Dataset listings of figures
** Start **
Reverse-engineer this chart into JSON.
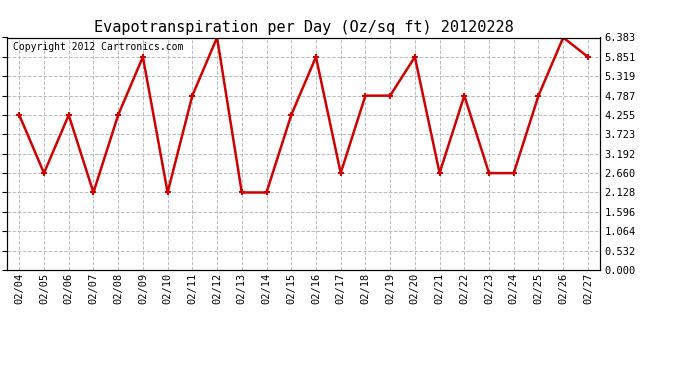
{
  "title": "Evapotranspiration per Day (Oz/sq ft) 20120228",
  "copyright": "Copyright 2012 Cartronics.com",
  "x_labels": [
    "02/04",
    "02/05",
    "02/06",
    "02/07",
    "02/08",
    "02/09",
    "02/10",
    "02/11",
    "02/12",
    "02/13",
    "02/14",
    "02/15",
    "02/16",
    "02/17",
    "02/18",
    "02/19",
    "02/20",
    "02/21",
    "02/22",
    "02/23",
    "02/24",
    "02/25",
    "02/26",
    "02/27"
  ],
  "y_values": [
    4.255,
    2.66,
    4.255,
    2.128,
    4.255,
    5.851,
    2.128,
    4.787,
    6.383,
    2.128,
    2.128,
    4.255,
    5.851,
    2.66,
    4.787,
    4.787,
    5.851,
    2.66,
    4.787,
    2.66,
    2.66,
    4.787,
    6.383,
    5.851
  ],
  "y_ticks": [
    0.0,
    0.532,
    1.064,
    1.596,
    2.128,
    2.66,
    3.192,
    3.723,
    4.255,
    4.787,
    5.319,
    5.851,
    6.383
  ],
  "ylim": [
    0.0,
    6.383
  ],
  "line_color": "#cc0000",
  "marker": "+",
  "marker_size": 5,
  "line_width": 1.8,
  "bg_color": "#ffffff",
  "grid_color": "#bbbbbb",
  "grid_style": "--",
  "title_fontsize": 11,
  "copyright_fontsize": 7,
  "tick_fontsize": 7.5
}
** End **
> [Do this]
Write out all the entries exactly, except for the pictures.

> [Answer to this problem]
Reverse-engineer this chart into JSON.
{
  "title": "Evapotranspiration per Day (Oz/sq ft) 20120228",
  "copyright": "Copyright 2012 Cartronics.com",
  "x_labels": [
    "02/04",
    "02/05",
    "02/06",
    "02/07",
    "02/08",
    "02/09",
    "02/10",
    "02/11",
    "02/12",
    "02/13",
    "02/14",
    "02/15",
    "02/16",
    "02/17",
    "02/18",
    "02/19",
    "02/20",
    "02/21",
    "02/22",
    "02/23",
    "02/24",
    "02/25",
    "02/26",
    "02/27"
  ],
  "y_values": [
    4.255,
    2.66,
    4.255,
    2.128,
    4.255,
    5.851,
    2.128,
    4.787,
    6.383,
    2.128,
    2.128,
    4.255,
    5.851,
    2.66,
    4.787,
    4.787,
    5.851,
    2.66,
    4.787,
    2.66,
    2.66,
    4.787,
    6.383,
    5.851
  ],
  "y_ticks": [
    0.0,
    0.532,
    1.064,
    1.596,
    2.128,
    2.66,
    3.192,
    3.723,
    4.255,
    4.787,
    5.319,
    5.851,
    6.383
  ],
  "ylim": [
    0.0,
    6.383
  ],
  "line_color": "#cc0000",
  "marker": "+",
  "marker_size": 5,
  "line_width": 1.8,
  "bg_color": "#ffffff",
  "grid_color": "#bbbbbb",
  "grid_style": "--",
  "title_fontsize": 11,
  "copyright_fontsize": 7,
  "tick_fontsize": 7.5
}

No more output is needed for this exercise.